» WHAT THE TASK REQUIRES: For each line of the data below that holds "JSON", copy the line.

» DATA SECTION:

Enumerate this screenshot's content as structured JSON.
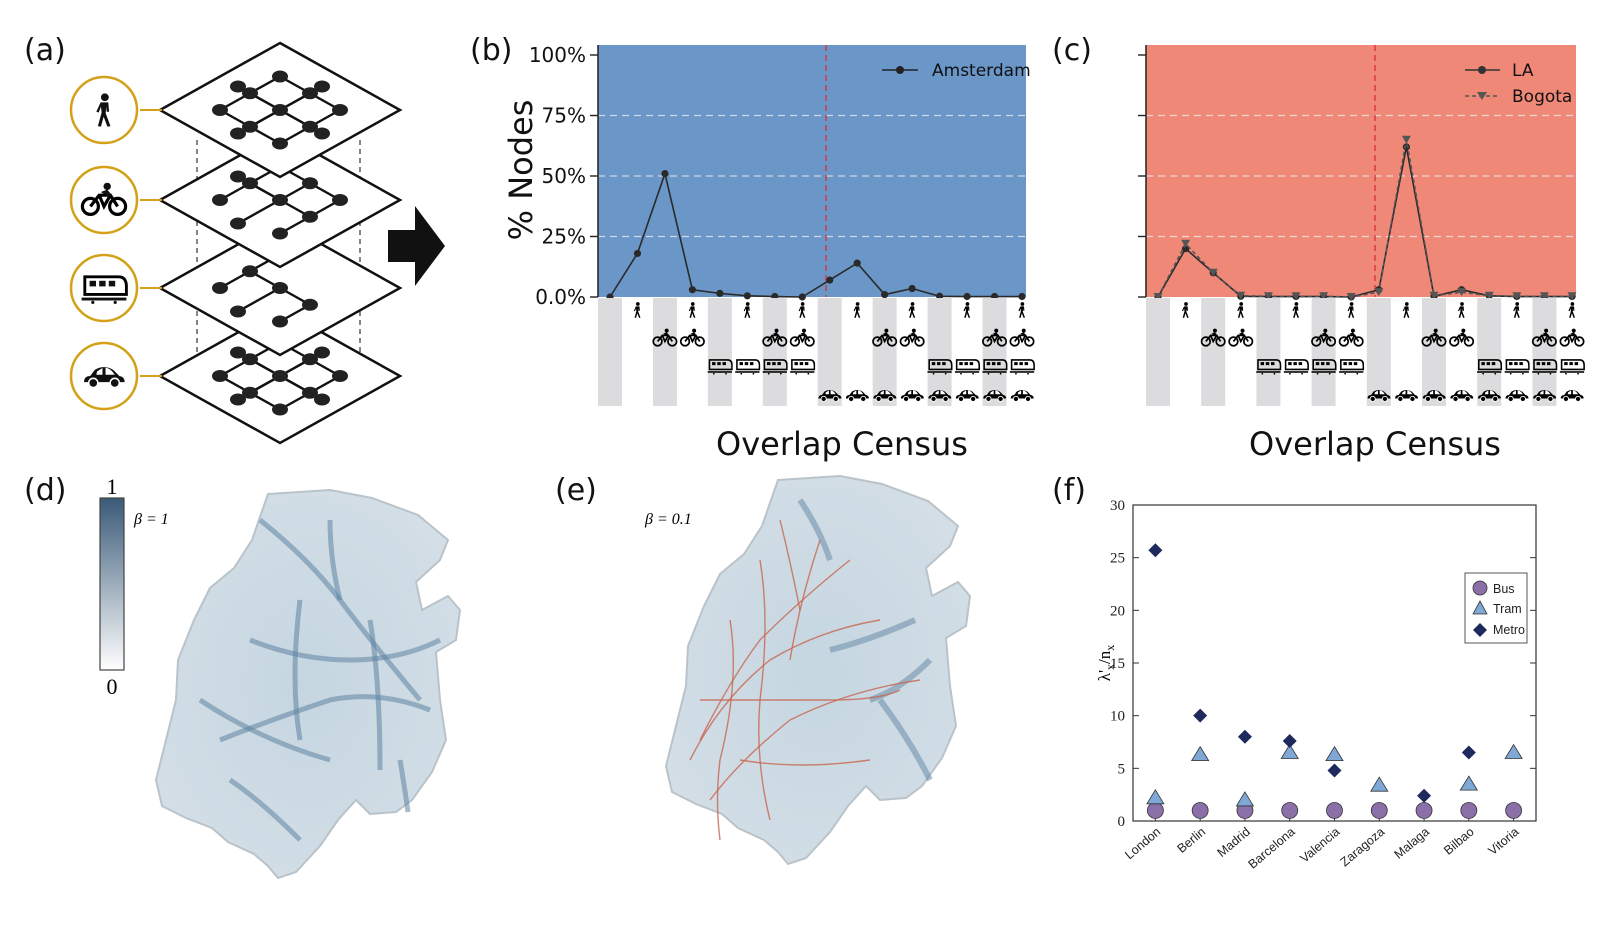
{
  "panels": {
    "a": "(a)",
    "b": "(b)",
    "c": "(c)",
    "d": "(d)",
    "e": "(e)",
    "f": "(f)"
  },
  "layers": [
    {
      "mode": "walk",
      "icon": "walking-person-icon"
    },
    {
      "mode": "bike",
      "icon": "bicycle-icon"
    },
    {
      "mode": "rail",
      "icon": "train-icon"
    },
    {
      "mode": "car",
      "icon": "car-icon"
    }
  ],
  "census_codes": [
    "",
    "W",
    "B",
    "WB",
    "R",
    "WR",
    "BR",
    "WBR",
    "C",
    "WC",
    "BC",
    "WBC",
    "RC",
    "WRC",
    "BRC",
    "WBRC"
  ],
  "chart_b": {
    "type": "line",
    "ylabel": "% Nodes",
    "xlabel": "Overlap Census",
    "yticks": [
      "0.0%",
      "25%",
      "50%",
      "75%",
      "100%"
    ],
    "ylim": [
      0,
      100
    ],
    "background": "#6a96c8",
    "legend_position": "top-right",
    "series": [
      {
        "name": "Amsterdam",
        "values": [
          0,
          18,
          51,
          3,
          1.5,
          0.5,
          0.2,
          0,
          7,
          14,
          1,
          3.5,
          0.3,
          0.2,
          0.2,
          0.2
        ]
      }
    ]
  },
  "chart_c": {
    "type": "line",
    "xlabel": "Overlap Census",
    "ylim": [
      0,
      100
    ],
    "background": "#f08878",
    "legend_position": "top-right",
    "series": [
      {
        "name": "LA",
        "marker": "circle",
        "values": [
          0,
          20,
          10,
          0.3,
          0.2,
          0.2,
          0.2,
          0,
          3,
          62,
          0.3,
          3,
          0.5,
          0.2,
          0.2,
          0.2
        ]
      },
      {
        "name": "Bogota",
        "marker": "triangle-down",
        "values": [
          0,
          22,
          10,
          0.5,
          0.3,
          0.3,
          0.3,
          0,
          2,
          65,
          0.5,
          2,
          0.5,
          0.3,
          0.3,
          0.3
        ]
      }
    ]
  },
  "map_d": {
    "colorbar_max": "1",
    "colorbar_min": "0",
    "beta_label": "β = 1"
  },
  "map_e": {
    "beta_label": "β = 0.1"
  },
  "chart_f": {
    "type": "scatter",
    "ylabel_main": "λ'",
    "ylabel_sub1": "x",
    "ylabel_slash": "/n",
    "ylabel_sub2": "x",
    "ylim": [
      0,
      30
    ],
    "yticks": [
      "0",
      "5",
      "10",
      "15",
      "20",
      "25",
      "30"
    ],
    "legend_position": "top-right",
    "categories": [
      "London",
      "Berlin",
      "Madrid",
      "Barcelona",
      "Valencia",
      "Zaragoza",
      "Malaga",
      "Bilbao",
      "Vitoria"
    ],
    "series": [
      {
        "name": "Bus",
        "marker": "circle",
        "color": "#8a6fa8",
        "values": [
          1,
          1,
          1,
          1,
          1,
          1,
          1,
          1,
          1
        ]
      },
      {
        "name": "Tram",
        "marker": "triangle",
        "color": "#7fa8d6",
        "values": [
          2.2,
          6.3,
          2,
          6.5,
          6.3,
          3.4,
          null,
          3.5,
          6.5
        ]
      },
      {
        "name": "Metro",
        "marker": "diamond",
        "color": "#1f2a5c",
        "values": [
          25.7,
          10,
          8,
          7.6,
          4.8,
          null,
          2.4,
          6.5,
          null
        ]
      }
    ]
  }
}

---

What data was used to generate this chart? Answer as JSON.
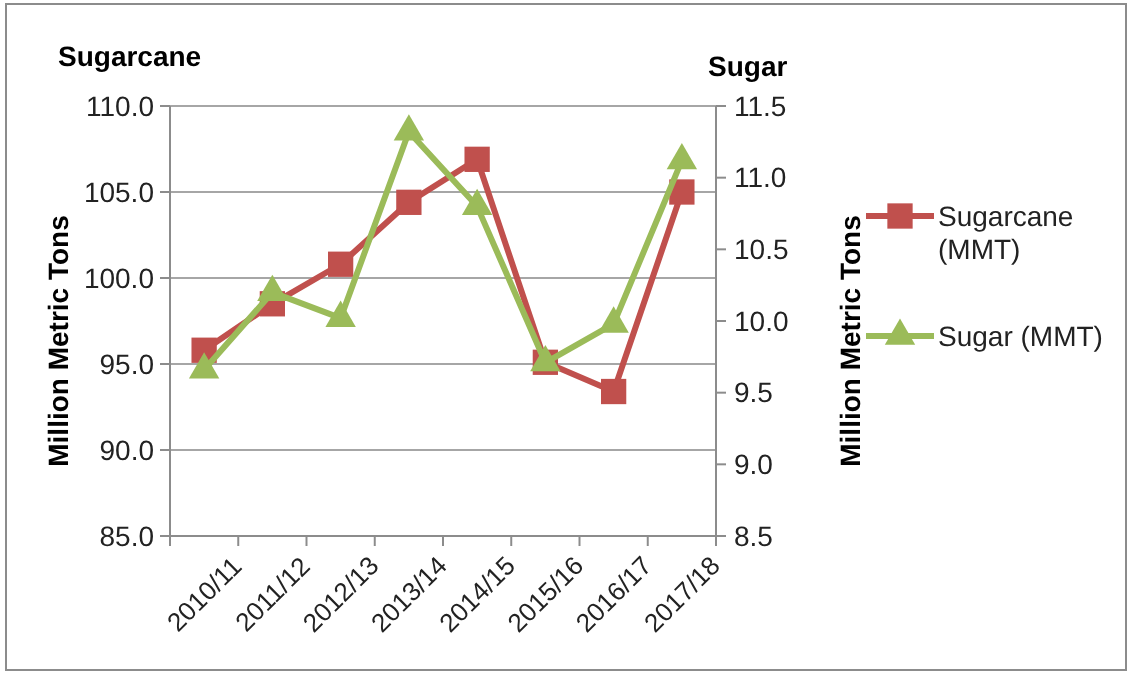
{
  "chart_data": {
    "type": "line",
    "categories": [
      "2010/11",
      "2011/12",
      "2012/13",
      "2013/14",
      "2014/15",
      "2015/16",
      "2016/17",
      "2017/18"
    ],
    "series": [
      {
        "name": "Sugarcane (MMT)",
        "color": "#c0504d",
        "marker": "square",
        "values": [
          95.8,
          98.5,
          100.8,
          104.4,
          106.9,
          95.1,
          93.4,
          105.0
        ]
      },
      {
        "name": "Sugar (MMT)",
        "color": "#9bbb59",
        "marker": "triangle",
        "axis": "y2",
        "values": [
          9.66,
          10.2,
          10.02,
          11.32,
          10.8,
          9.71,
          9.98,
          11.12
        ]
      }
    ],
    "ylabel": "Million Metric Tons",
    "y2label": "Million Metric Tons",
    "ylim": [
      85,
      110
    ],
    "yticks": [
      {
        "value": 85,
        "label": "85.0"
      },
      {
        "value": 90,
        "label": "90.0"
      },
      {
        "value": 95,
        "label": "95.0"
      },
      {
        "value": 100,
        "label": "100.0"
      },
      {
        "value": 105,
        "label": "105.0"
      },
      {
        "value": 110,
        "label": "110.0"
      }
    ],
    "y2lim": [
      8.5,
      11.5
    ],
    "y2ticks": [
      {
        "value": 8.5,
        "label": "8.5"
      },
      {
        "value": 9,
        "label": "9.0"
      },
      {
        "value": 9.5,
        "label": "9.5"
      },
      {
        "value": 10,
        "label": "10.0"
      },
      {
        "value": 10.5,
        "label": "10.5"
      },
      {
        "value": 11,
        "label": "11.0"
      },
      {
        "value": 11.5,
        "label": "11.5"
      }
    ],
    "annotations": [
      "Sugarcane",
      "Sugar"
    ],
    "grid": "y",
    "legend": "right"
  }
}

» ANSWER TO THIS EXERCISE:
Enumerate this screenshot's content as structured JSON.
What data was used to generate this chart? Answer as JSON.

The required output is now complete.